> **PROBLEM REQUIREMENTS**
Repeat the records in full and exactly, omitting pictures.

> **EXTRACTED MATERIAL**

--------------------------------------------------

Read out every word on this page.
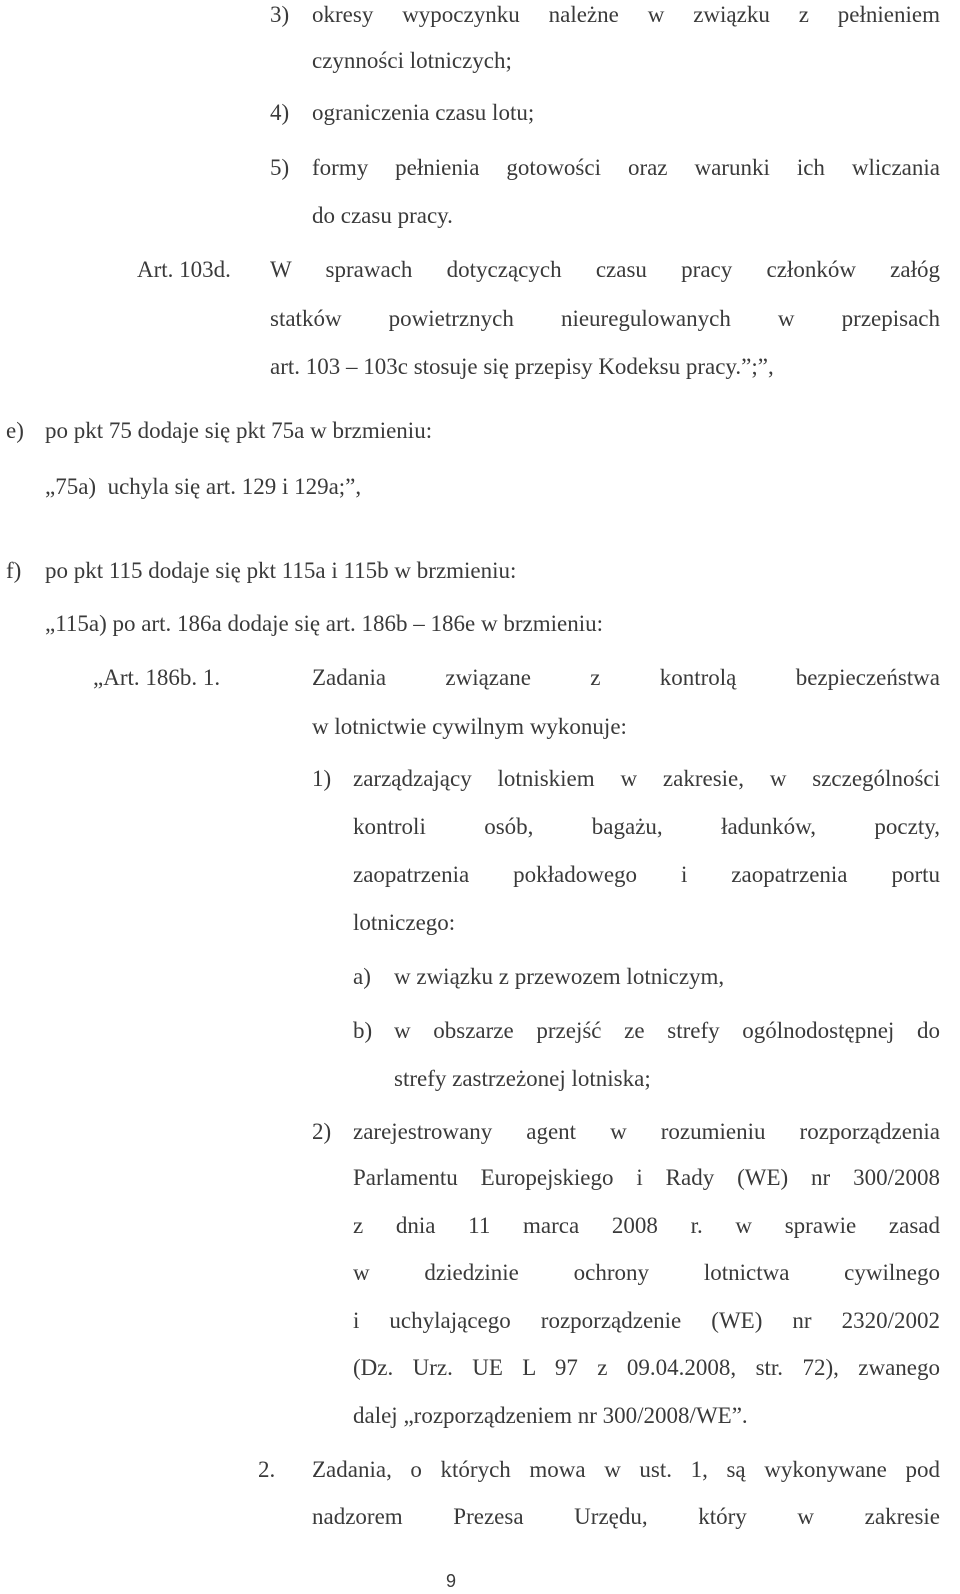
3) okresy wypoczynku należne w związku z pełnieniem
czynności lotniczych;
4) ograniczenia czasu lotu;
5) formy pełnienia gotowości oraz warunki ich wliczania
do czasu pracy.
Art. 103d. W sprawach dotyczących czasu pracy członków załóg
statków powietrznych nieuregulowanych w przepisach
art. 103 – 103c stosuje się przepisy Kodeksu pracy.”;”,
e) po pkt 75 dodaje się pkt 75a w brzmieniu:
„75a)  uchyla się art. 129 i 129a;”,
f) po pkt 115 dodaje się pkt 115a i 115b w brzmieniu:
„115a) po art. 186a dodaje się art. 186b – 186e w brzmieniu:
„Art. 186b. 1.	Zadania związane z kontrolą bezpieczeństwa
w lotnictwie cywilnym wykonuje:
1) zarządzający lotniskiem w zakresie, w szczególności
kontroli osób, bagażu, ładunków, poczty,
zaopatrzenia pokładowego i zaopatrzenia portu
lotniczego:
a) w związku z przewozem lotniczym,
b) w obszarze przejść ze strefy ogólnodostępnej do
strefy zastrzeżonej lotniska;
2) zarejestrowany agent w rozumieniu rozporządzenia
Parlamentu Europejskiego i Rady (WE) nr 300/2008
z dnia 11 marca 2008 r. w sprawie zasad
w dziedzinie ochrony lotnictwa cywilnego
i uchylającego rozporządzenie (WE) nr 2320/2002
(Dz. Urz. UE L 97 z 09.04.2008, str. 72), zwanego
dalej „rozporządzeniem nr 300/2008/WE”.
2. Zadania, o których mowa w ust. 1, są wykonywane pod
nadzorem Prezesa Urzędu, który w zakresie
9
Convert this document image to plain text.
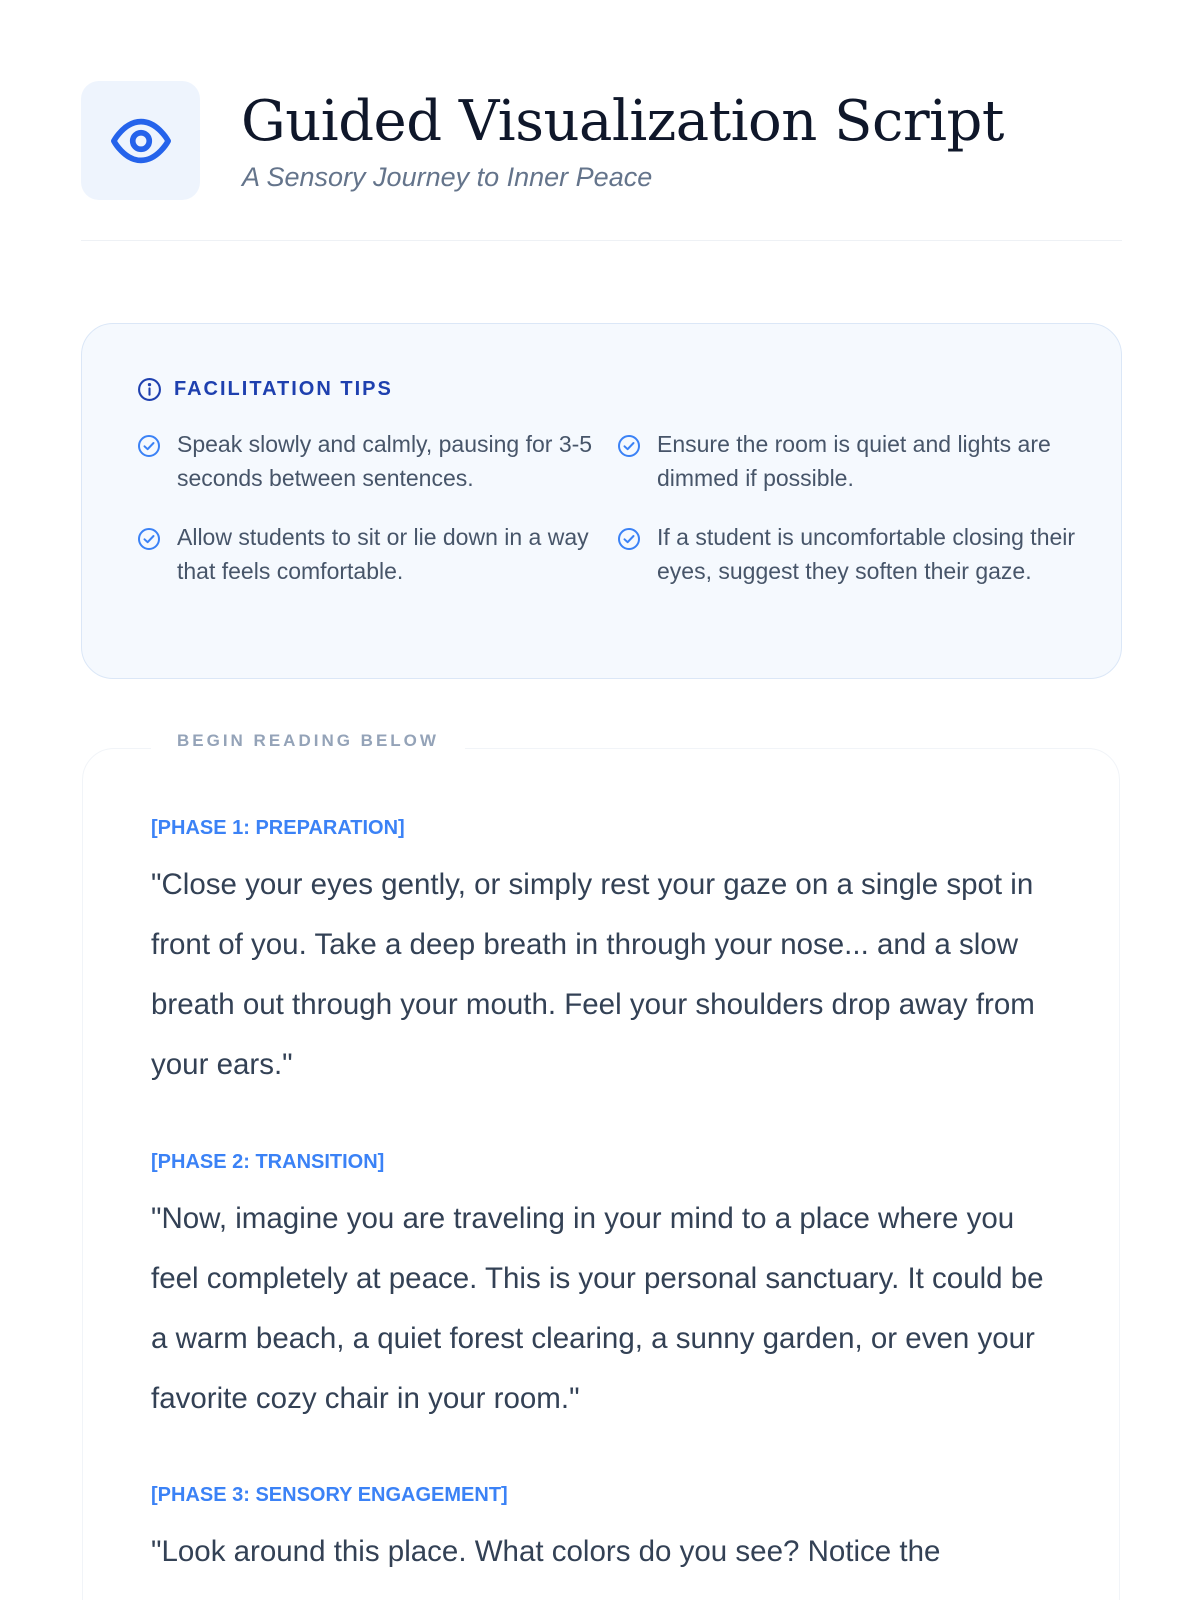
Guided Visualization Script
A Sensory Journey to Inner Peace
FACILITATION TIPS
Speak slowly and calmly, pausing for 3-5 seconds between sentences.
Ensure the room is quiet and lights are dimmed if possible.
Allow students to sit or lie down in a way that feels comfortable.
If a student is uncomfortable closing their eyes, suggest they soften their gaze.
BEGIN READING BELOW
[PHASE 1: PREPARATION]
"Close your eyes gently, or simply rest your gaze on a single spot in front of you. Take a deep breath in through your nose... and a slow breath out through your mouth. Feel your shoulders drop away from your ears."
[PHASE 2: TRANSITION]
"Now, imagine you are traveling in your mind to a place where you feel completely at peace. This is your personal sanctuary. It could be a warm beach, a quiet forest clearing, a sunny garden, or even your favorite cozy chair in your room."
[PHASE 3: SENSORY ENGAGEMENT]
"Look around this place. What colors do you see? Notice the
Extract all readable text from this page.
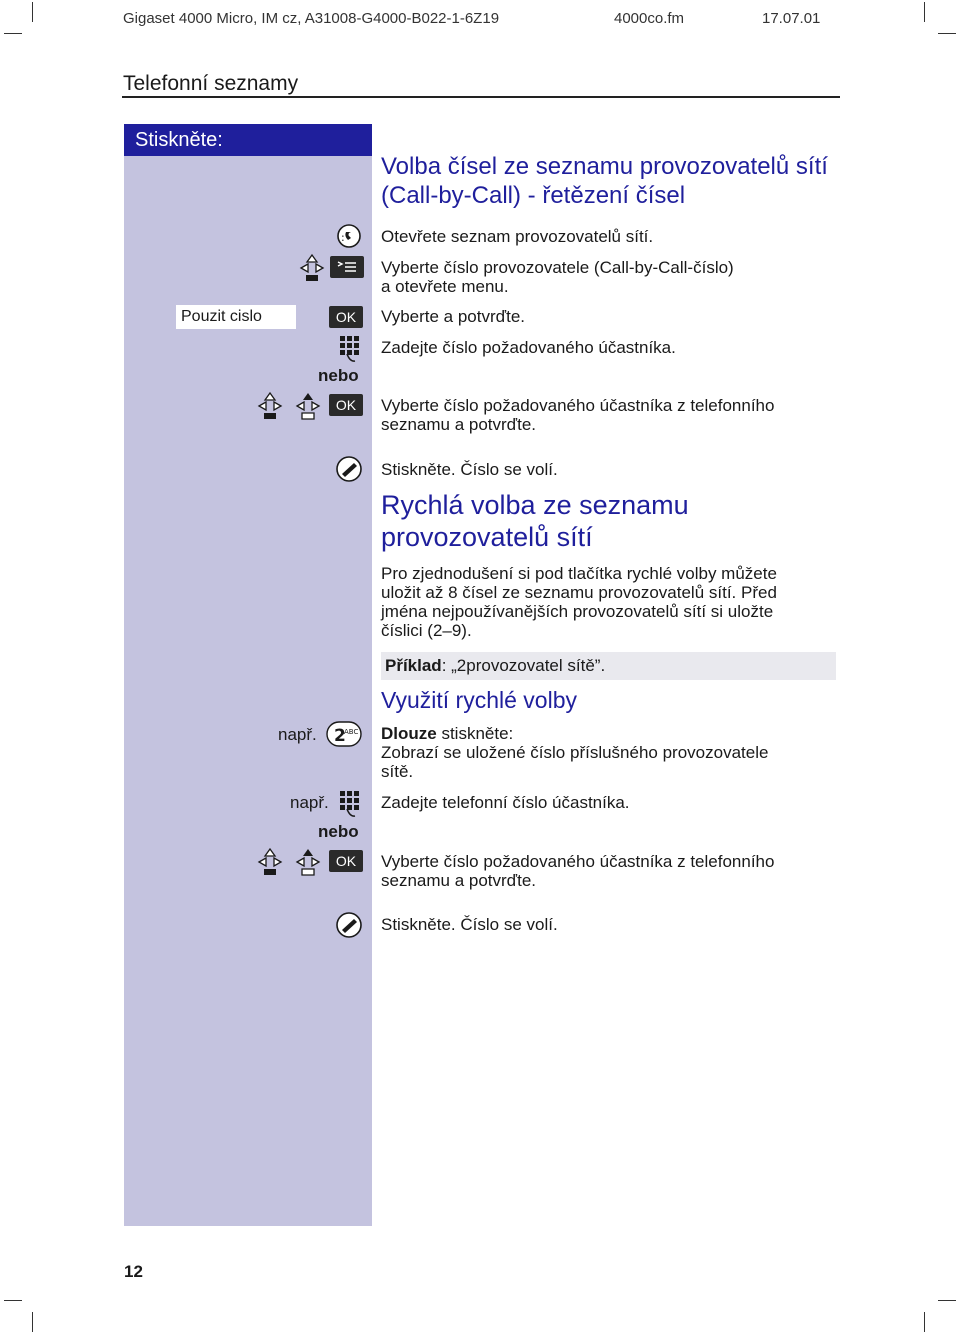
Gigaset 4000 Micro, IM cz, A31008-G4000-B022-1-6Z19	4000co.fm	17.07.01
Telefonní seznamy
Stiskněte:
Volba čísel ze seznamu provozovatelů sítí
(Call-by-Call) - řetězení čísel
: Otevřete seznam provozovatelů sítí.
Vyberte číslo provozovatele (Call-by-Call-číslo)
a otevřete menu.
Pouzit cislo	OK	Vyberte a potvrďte.
Zadejte číslo požadovaného účastníka.
nebo
OK	Vyberte číslo požadovaného účastníka z telefonního
seznamu a potvrďte.
Stiskněte. Číslo se volí.
Rychlá volba ze seznamu
provozovatelů sítí
Pro zjednodušení si pod tlačítka rychlé volby můžete
uložit až 8 čísel ze seznamu provozovatelů sítí. Před
jména nejpoužívanějších provozovatelů sítí si uložte
číslici (2–9).
Příklad: „2provozovatel sítě”.
Využití rychlé volby
např. 2
ABC Dlouze stiskněte:
Zobrazí se uložené číslo příslušného provozovatele
sítě.
např.	Zadejte telefonní číslo účastníka.
nebo
OK	Vyberte číslo požadovaného účastníka z telefonního
seznamu a potvrďte.
Stiskněte. Číslo se volí.
12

--------------------------------------------------

> **RESPONSE TO THE TASK**
Read out every word on this page.
3) okresy wypoczynku należne w związku z pełnieniem
czynności lotniczych;
4) ograniczenia czasu lotu;
5) formy pełnienia gotowości oraz warunki ich wliczania
do czasu pracy.
Art. 103d. W sprawach dotyczących czasu pracy członków załóg
statków powietrznych nieuregulowanych w przepisach
art. 103 – 103c stosuje się przepisy Kodeksu pracy.”;”,
e) po pkt 75 dodaje się pkt 75a w brzmieniu:
„75a)  uchyla się art. 129 i 129a;”,
f) po pkt 115 dodaje się pkt 115a i 115b w brzmieniu:
„115a) po art. 186a dodaje się art. 186b – 186e w brzmieniu:
„Art. 186b. 1.	Zadania związane z kontrolą bezpieczeństwa
w lotnictwie cywilnym wykonuje:
1) zarządzający lotniskiem w zakresie, w szczególności
kontroli osób, bagażu, ładunków, poczty,
zaopatrzenia pokładowego i zaopatrzenia portu
lotniczego:
a) w związku z przewozem lotniczym,
b) w obszarze przejść ze strefy ogólnodostępnej do
strefy zastrzeżonej lotniska;
2) zarejestrowany agent w rozumieniu rozporządzenia
Parlamentu Europejskiego i Rady (WE) nr 300/2008
z dnia 11 marca 2008 r. w sprawie zasad
w dziedzinie ochrony lotnictwa cywilnego
i uchylającego rozporządzenie (WE) nr 2320/2002
(Dz. Urz. UE L 97 z 09.04.2008, str. 72), zwanego
dalej „rozporządzeniem nr 300/2008/WE”.
2. Zadania, o których mowa w ust. 1, są wykonywane pod
nadzorem Prezesa Urzędu, który w zakresie
9
Convert this document image to plain text.
Guided Visualization Script
A Sensory Journey to Inner Peace
FACILITATION TIPS
Speak slowly and calmly, pausing for 3-5 seconds between sentences.
Ensure the room is quiet and lights are dimmed if possible.
Allow students to sit or lie down in a way that feels comfortable.
If a student is uncomfortable closing their eyes, suggest they soften their gaze.
BEGIN READING BELOW
[PHASE 1: PREPARATION]
"Close your eyes gently, or simply rest your gaze on a single spot in front of you. Take a deep breath in through your nose... and a slow breath out through your mouth. Feel your shoulders drop away from your ears."
[PHASE 2: TRANSITION]
"Now, imagine you are traveling in your mind to a place where you feel completely at peace. This is your personal sanctuary. It could be a warm beach, a quiet forest clearing, a sunny garden, or even your favorite cozy chair in your room."
[PHASE 3: SENSORY ENGAGEMENT]
"Look around this place. What colors do you see? Notice the
Extract all readable text from this page.
Gigaset 4000 Micro, IM cz, A31008-G4000-B022-1-6Z19	4000co.fm	17.07.01
Telefonní seznamy
Stiskněte:
Volba čísel ze seznamu provozovatelů sítí
(Call-by-Call) - řetězení čísel
: Otevřete seznam provozovatelů sítí.
Vyberte číslo provozovatele (Call-by-Call-číslo)
a otevřete menu.
Pouzit cislo	OK	Vyberte a potvrďte.
Zadejte číslo požadovaného účastníka.
nebo
OK	Vyberte číslo požadovaného účastníka z telefonního
seznamu a potvrďte.
Stiskněte. Číslo se volí.
Rychlá volba ze seznamu
provozovatelů sítí
Pro zjednodušení si pod tlačítka rychlé volby můžete
uložit až 8 čísel ze seznamu provozovatelů sítí. Před
jména nejpoužívanějších provozovatelů sítí si uložte
číslici (2–9).
Příklad: „2provozovatel sítě”.
Využití rychlé volby
např. 2
ABC Dlouze stiskněte:
Zobrazí se uložené číslo příslušného provozovatele
sítě.
např.	Zadejte telefonní číslo účastníka.
nebo
OK	Vyberte číslo požadovaného účastníka z telefonního
seznamu a potvrďte.
Stiskněte. Číslo se volí.
12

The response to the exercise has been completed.